Direction: Work out the number of lines in the listing that include the string "name". Reply with that number alone.

Stored data:

##############################

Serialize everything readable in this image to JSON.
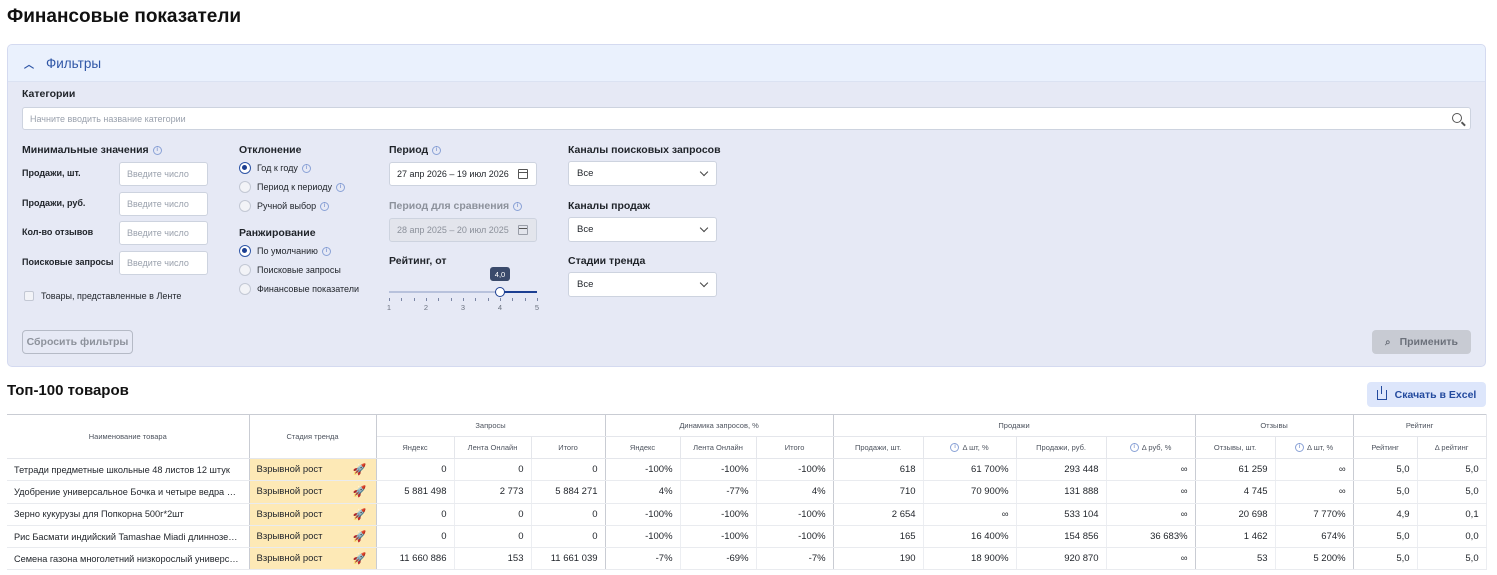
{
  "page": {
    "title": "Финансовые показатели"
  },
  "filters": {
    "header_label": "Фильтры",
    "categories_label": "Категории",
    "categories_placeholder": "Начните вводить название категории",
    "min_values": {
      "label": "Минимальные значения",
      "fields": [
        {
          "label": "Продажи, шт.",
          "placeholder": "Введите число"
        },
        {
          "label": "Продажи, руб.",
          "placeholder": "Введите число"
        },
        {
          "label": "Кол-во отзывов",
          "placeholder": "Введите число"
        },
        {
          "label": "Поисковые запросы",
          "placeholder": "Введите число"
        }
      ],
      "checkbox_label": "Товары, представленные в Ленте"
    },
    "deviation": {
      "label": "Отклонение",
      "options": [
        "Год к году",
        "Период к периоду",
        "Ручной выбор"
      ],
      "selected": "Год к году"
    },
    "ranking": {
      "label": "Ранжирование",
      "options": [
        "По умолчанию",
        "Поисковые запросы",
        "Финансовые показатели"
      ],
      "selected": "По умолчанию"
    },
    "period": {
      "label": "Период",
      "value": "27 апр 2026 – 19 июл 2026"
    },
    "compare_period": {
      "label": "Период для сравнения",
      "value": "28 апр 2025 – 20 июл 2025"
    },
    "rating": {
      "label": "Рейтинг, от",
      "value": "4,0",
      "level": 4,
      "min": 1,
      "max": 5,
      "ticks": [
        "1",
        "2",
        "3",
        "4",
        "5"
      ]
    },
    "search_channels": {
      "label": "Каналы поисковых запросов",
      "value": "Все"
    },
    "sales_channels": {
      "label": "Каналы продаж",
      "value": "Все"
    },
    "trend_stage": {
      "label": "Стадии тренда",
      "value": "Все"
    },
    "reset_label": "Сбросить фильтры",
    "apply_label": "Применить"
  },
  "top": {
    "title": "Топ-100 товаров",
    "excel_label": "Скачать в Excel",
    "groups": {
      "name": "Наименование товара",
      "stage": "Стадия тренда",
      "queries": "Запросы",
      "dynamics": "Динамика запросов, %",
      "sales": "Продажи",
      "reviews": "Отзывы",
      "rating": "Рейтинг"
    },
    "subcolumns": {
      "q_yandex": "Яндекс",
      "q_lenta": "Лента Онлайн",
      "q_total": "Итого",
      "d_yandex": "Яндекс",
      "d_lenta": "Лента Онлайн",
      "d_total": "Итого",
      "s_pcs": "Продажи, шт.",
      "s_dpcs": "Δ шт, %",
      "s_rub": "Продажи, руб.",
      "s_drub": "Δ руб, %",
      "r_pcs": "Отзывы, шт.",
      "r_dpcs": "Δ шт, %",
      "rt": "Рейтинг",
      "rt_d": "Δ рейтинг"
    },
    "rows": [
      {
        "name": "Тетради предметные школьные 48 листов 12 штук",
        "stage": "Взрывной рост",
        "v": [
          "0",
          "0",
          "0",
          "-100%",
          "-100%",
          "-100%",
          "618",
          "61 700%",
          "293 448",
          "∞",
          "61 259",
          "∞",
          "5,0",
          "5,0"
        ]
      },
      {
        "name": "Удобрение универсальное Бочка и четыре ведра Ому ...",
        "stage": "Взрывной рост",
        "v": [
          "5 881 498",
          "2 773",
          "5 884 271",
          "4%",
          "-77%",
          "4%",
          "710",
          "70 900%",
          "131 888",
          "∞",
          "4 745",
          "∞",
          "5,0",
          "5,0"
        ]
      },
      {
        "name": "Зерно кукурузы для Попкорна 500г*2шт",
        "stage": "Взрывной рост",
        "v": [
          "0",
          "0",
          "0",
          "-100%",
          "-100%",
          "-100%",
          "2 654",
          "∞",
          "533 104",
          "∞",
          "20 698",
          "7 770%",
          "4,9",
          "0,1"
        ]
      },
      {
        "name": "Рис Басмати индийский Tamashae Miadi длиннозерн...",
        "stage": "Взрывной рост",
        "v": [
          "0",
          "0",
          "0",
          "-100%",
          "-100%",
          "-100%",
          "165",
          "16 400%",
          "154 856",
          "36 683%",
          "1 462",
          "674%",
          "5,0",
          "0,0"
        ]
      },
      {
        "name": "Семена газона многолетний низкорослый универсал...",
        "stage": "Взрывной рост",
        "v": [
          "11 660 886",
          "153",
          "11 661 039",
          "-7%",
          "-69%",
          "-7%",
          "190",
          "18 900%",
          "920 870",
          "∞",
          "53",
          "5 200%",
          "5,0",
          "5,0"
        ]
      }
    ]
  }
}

##############################

Full solution: 6